----- THE INPUT -----

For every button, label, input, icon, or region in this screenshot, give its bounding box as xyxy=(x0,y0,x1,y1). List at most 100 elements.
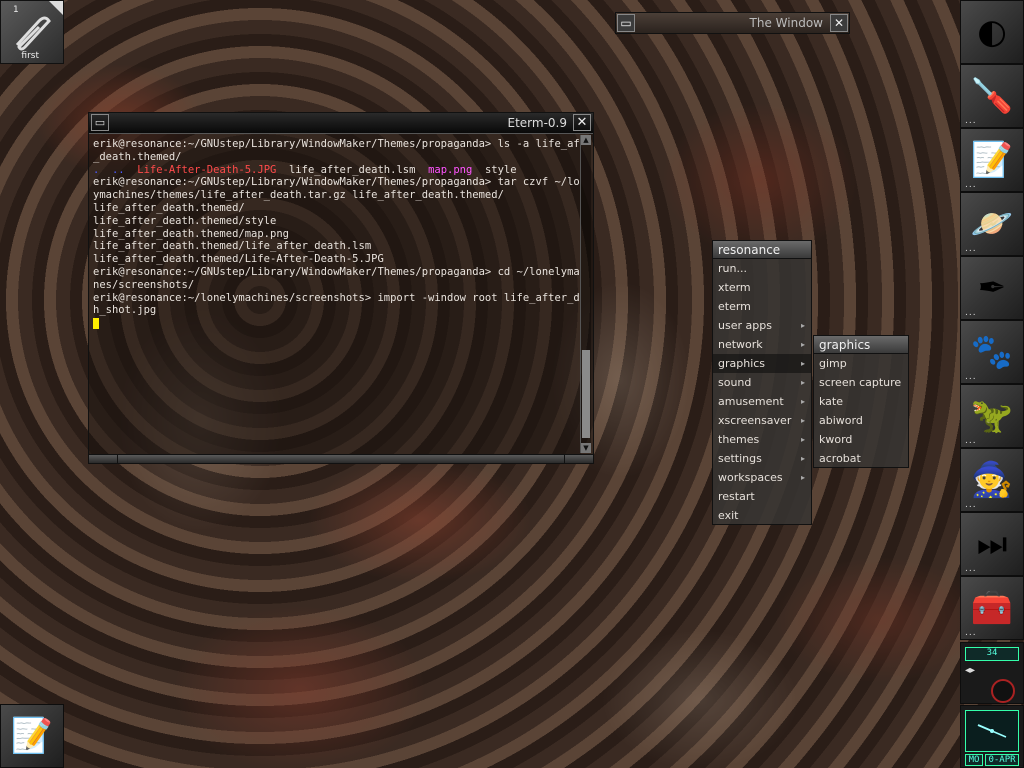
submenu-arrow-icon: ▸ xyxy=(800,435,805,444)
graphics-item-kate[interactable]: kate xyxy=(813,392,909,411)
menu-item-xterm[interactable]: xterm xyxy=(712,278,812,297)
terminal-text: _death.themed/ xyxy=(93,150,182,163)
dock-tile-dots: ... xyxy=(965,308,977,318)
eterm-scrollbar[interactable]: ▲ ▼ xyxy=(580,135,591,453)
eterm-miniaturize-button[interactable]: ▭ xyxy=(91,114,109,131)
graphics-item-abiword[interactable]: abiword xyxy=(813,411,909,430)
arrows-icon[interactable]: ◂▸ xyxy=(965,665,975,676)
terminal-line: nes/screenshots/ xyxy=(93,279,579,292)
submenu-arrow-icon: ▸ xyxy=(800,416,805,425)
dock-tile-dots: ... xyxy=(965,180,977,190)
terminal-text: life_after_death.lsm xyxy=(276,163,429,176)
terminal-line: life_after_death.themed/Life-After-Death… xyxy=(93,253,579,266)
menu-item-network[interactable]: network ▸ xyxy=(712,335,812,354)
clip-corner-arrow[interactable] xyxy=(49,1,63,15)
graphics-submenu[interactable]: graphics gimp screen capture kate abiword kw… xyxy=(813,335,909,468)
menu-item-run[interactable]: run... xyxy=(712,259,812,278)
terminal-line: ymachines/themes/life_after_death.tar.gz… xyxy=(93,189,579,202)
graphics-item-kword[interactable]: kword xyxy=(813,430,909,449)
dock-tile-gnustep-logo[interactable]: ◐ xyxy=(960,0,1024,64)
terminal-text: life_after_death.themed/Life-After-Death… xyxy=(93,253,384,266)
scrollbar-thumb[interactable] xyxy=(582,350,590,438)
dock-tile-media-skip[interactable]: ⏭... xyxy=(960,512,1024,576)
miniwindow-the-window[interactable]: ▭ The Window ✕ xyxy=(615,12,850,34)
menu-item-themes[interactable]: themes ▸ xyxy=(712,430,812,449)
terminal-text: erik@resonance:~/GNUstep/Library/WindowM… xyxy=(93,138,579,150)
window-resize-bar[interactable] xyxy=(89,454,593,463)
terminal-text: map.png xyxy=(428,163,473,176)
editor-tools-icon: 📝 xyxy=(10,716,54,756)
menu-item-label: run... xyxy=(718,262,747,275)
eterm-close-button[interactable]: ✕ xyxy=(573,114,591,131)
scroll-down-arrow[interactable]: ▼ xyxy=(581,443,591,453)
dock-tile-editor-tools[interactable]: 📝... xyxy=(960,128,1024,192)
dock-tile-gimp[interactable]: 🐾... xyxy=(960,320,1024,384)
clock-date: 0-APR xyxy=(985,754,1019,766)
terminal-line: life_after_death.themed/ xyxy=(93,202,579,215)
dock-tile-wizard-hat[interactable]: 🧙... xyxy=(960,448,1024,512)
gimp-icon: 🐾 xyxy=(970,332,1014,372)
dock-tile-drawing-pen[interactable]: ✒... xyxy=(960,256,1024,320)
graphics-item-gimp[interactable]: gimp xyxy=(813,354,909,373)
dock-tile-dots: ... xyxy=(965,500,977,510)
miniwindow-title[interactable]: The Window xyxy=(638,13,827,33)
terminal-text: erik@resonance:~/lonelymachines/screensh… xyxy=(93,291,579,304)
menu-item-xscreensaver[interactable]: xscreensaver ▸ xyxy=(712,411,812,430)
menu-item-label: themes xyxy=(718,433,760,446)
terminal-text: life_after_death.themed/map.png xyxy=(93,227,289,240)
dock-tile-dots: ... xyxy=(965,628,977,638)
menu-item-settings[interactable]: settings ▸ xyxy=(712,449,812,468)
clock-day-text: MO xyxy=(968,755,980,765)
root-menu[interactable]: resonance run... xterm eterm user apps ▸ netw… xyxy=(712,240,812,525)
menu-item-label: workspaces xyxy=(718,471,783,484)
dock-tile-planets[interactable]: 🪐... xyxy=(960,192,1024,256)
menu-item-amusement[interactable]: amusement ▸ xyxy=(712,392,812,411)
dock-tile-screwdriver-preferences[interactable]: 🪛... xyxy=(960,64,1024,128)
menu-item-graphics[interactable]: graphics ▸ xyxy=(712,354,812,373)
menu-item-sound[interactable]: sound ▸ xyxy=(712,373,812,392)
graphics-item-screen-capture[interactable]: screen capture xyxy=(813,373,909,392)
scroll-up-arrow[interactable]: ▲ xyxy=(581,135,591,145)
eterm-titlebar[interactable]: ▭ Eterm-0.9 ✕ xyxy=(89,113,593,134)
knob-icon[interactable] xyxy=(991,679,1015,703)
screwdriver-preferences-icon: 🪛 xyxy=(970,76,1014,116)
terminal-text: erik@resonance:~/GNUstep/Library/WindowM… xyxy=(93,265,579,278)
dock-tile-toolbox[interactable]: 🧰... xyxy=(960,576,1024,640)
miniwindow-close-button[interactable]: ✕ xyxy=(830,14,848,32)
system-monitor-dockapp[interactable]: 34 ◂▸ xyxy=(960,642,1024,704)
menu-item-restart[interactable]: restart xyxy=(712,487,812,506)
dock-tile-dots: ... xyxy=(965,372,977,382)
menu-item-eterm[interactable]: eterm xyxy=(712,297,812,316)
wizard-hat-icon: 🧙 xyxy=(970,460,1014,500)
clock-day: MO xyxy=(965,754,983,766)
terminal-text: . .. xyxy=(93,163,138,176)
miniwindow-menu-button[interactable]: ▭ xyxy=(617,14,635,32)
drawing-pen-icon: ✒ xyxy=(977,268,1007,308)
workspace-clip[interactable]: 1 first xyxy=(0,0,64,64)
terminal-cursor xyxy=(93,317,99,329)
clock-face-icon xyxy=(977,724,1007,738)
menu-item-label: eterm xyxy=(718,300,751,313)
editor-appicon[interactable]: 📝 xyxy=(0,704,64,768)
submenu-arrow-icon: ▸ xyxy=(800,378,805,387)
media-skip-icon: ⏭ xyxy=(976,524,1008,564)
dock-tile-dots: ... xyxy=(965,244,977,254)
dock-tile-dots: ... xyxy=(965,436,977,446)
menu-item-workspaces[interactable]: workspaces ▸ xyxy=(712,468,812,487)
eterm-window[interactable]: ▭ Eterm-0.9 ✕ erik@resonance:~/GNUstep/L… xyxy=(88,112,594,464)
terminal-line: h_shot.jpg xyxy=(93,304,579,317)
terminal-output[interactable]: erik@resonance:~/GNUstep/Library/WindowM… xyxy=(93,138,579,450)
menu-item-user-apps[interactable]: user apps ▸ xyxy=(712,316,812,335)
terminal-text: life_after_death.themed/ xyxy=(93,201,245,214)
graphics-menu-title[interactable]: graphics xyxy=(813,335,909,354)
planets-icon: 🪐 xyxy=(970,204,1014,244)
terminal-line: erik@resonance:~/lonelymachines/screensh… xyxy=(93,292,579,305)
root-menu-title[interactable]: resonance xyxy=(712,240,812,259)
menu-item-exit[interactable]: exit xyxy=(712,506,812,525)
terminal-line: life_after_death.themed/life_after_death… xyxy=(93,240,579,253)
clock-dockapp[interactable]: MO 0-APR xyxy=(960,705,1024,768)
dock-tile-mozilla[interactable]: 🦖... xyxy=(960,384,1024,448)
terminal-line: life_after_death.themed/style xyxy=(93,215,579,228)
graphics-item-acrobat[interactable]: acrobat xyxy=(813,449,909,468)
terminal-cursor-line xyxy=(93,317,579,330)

-----

Show every line of the records that contains the string "text".

● COMPLETE RESPONSE
terminal-text: _death.themed/ xyxy=(93,150,182,163)
terminal-text: life_after_death.lsm xyxy=(276,163,429,176)
terminal-text: life_after_death.themed/Life-After-Death… xyxy=(93,253,384,266)
terminal-text: erik@resonance:~/GNUstep/Library/WindowM… xyxy=(93,138,579,150)
terminal-text: map.png xyxy=(428,163,473,176)
terminal-text: erik@resonance:~/lonelymachines/screensh… xyxy=(93,291,579,304)
terminal-text: life_after_death.themed/map.png xyxy=(93,227,289,240)
clock-day-text: MO xyxy=(968,755,980,765)
terminal-text: erik@resonance:~/GNUstep/Library/WindowM… xyxy=(93,265,579,278)
terminal-text: . .. xyxy=(93,163,138,176)
terminal-text: life_after_death.themed/ xyxy=(93,201,245,214)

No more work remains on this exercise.